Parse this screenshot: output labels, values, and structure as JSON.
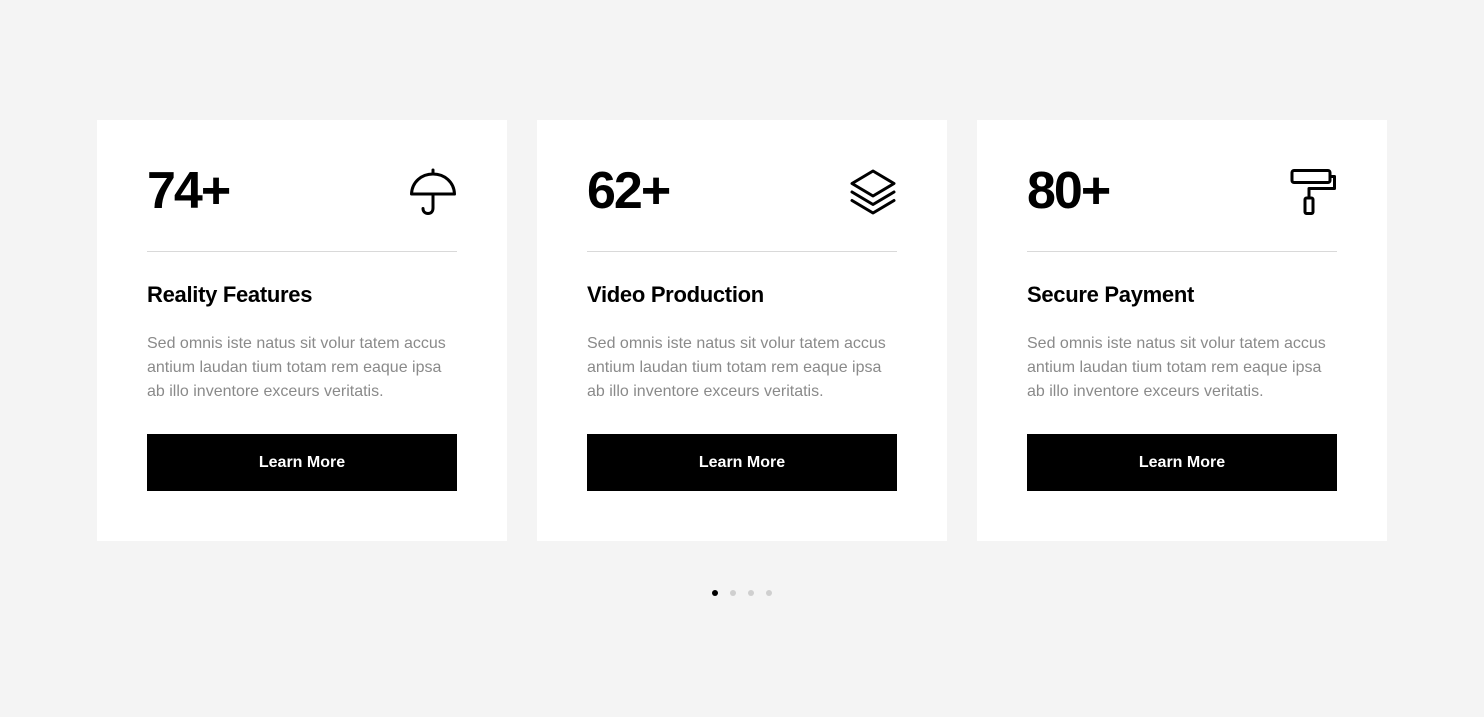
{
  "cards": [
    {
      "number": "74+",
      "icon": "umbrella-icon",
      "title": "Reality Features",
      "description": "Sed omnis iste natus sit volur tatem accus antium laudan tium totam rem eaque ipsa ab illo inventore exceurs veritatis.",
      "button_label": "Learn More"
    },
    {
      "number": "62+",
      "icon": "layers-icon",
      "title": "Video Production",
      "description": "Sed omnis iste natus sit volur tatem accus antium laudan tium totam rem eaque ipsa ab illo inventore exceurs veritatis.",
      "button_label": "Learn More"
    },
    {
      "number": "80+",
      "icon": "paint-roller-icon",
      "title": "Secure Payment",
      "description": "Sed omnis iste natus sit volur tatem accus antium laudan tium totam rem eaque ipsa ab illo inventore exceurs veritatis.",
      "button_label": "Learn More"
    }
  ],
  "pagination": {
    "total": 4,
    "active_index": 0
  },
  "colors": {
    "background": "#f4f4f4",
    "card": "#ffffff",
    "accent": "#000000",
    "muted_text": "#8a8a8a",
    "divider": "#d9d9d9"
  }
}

□ □ □ □ □

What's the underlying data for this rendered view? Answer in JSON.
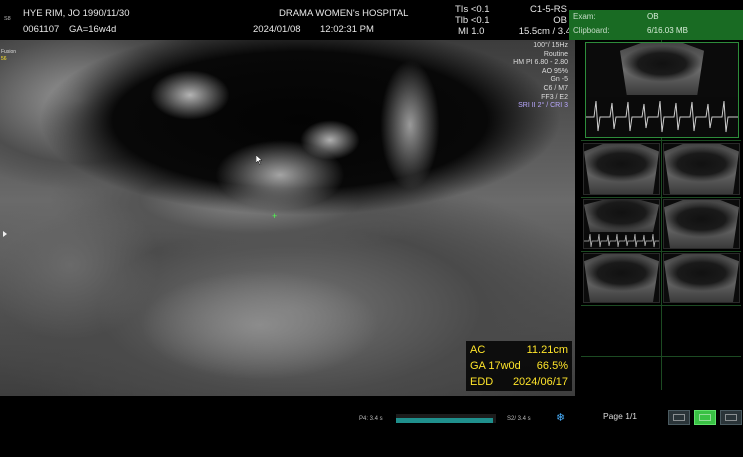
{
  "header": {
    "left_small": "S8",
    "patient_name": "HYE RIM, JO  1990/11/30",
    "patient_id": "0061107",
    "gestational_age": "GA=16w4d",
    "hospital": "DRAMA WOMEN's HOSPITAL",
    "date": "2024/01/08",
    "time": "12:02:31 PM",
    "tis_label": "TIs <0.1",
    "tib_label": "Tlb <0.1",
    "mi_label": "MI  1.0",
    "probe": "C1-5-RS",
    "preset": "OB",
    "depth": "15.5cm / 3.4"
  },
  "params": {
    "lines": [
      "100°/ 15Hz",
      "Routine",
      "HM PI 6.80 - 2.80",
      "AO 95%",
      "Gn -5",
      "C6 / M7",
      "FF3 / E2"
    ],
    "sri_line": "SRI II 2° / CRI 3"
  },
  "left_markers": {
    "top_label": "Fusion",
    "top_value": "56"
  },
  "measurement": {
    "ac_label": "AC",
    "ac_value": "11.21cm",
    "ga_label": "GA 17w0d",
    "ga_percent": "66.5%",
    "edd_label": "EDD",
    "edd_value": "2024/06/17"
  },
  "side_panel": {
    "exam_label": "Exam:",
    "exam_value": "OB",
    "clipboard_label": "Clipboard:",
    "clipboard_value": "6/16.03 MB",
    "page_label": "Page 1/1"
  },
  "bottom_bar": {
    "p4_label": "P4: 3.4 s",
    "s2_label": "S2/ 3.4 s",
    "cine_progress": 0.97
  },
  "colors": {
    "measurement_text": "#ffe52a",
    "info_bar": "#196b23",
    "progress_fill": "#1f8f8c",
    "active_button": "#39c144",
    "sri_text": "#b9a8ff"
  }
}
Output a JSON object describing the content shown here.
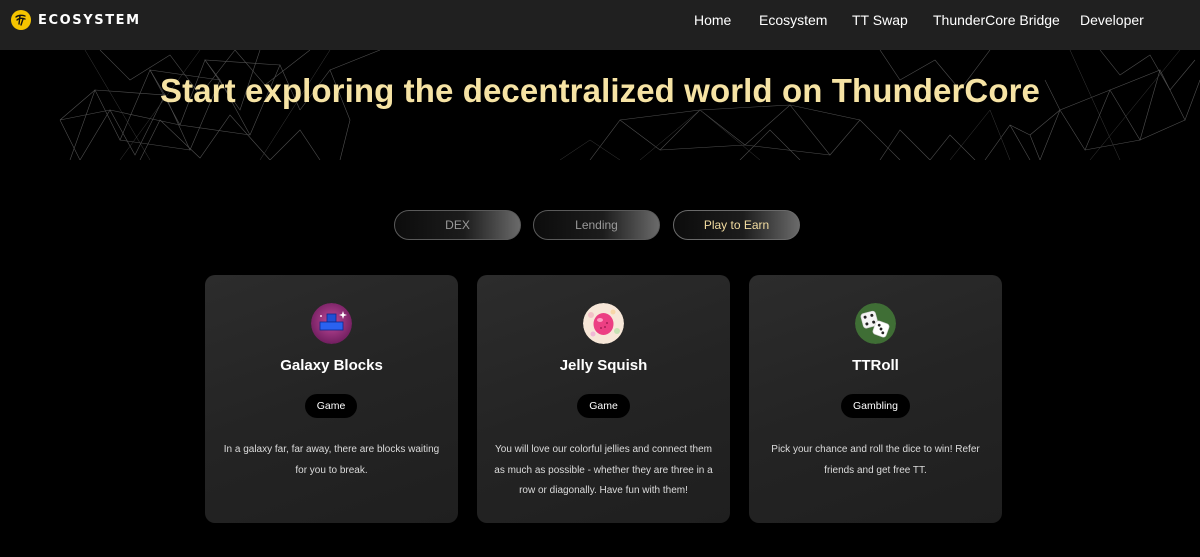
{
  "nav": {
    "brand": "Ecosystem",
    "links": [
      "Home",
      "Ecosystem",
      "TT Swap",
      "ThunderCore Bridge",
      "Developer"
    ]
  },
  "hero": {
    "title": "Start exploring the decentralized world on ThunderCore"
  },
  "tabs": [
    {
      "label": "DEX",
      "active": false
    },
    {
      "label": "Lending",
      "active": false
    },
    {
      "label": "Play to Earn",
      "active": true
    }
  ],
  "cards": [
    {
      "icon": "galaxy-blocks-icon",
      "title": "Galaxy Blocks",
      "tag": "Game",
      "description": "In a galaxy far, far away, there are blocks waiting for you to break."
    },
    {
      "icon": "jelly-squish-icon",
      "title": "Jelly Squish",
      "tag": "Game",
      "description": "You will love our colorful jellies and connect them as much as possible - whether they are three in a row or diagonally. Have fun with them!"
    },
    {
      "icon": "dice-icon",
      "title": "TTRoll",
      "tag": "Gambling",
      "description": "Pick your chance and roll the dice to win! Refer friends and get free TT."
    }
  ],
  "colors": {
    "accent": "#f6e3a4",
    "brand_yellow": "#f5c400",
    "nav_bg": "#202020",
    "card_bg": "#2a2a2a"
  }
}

□ □ □ □ □

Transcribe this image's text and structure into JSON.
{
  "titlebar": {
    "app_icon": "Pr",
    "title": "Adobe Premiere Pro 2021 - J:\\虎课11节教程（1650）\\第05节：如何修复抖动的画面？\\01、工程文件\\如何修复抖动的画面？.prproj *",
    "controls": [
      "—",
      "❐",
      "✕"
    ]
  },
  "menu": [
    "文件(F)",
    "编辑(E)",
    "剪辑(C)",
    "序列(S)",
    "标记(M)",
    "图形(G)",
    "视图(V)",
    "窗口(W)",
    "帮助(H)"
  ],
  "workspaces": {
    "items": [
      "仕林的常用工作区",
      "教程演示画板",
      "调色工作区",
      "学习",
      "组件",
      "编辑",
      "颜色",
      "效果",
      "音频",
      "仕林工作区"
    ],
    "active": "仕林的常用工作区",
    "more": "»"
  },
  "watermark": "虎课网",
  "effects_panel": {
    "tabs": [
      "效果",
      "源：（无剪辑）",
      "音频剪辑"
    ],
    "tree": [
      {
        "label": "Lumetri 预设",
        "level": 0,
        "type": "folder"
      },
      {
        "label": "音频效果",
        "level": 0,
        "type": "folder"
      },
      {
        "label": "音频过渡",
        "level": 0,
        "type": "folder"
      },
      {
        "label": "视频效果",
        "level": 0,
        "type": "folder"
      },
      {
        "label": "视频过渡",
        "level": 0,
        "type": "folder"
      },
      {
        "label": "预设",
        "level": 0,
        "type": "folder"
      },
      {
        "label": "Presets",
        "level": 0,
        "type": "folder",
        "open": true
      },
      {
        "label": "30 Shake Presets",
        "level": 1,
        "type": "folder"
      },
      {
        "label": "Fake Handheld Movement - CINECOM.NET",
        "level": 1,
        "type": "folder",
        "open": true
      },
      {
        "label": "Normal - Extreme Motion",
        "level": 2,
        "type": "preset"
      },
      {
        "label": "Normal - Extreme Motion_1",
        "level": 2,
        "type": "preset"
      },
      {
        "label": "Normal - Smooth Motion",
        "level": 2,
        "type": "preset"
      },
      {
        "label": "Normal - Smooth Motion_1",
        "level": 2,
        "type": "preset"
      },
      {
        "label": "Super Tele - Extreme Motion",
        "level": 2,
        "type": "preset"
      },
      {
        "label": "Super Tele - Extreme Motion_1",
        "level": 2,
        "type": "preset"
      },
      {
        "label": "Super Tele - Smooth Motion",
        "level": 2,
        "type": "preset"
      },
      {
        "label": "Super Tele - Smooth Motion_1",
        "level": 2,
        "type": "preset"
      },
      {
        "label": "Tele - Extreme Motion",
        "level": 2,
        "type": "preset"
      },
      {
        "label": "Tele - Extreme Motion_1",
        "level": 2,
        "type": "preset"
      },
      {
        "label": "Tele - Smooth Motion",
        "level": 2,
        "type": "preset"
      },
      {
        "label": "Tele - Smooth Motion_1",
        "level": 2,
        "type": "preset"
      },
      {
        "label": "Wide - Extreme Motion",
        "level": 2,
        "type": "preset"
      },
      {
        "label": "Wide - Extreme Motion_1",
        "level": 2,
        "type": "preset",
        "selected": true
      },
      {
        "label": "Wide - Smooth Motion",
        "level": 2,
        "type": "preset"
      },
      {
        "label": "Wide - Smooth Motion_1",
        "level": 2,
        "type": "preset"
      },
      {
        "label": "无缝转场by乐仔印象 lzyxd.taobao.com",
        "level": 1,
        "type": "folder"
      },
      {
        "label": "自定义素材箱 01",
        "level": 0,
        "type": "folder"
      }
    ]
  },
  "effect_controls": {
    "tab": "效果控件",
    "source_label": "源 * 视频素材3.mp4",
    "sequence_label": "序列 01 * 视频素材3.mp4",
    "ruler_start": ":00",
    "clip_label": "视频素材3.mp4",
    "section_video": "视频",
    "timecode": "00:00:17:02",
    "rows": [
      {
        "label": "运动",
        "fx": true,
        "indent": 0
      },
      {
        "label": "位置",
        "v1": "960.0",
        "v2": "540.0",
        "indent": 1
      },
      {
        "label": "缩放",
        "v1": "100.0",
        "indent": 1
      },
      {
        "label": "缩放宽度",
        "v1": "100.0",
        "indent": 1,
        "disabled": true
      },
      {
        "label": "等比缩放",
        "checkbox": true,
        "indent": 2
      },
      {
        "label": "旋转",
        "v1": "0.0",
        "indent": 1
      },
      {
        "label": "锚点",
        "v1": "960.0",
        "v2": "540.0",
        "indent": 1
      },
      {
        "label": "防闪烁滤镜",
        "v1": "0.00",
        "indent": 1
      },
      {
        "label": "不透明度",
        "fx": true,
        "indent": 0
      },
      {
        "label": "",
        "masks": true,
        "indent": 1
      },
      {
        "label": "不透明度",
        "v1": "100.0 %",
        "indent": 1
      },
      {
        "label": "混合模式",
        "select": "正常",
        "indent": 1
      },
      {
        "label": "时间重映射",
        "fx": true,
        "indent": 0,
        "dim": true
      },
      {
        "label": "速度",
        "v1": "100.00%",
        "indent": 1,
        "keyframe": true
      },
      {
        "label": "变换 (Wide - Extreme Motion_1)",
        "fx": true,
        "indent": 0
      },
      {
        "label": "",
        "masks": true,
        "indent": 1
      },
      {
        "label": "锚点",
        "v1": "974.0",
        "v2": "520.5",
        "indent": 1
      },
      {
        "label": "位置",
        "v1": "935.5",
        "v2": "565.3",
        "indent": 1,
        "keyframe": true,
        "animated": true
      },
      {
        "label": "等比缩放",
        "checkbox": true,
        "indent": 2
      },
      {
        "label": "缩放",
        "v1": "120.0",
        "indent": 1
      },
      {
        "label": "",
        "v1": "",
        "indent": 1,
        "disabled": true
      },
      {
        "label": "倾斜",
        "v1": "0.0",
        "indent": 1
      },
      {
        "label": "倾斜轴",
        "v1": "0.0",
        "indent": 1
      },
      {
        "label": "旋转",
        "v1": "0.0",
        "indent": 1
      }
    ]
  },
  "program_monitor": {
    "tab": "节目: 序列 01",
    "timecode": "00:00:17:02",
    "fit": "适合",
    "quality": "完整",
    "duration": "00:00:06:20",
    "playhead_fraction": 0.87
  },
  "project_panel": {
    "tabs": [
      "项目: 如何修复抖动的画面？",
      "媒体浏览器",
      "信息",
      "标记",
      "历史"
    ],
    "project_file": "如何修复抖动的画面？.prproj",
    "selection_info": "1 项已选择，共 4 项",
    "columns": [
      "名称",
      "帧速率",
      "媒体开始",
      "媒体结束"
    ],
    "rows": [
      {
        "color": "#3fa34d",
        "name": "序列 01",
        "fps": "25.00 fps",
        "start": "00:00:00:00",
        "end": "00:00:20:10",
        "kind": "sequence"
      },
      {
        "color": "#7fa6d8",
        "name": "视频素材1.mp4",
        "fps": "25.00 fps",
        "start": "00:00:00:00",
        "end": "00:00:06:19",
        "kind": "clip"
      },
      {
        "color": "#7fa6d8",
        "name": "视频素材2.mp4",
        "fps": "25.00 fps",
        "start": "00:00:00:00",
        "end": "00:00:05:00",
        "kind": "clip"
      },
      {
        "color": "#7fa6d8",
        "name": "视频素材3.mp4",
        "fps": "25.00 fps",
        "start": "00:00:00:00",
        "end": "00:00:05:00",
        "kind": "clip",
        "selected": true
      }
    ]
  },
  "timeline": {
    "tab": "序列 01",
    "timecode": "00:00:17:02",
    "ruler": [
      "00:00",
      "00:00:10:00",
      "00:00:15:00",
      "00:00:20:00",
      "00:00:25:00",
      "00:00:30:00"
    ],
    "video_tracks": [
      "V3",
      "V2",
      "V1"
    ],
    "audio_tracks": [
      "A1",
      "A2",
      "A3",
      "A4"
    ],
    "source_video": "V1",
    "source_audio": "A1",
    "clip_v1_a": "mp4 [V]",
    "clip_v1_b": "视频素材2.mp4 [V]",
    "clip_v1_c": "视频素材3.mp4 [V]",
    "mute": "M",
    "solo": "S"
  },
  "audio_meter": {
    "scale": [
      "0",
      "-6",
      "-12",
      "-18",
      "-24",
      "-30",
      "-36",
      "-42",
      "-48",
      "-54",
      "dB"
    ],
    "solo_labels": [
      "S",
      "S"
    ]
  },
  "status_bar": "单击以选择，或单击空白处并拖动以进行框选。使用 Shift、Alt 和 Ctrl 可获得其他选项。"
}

□ □ □ □ □

AIM OF THE TASK => In the records above, find the lines containing "prproj" and copy them.

FINISHED EXERCISE =>
    "title": "Adobe Premiere Pro 2021 - J:\\虎课11节教程（1650）\\第05节：如何修复抖动的画面？\\01、工程文件\\如何修复抖动的画面？.prproj *",
    "project_file": "如何修复抖动的画面？.prproj",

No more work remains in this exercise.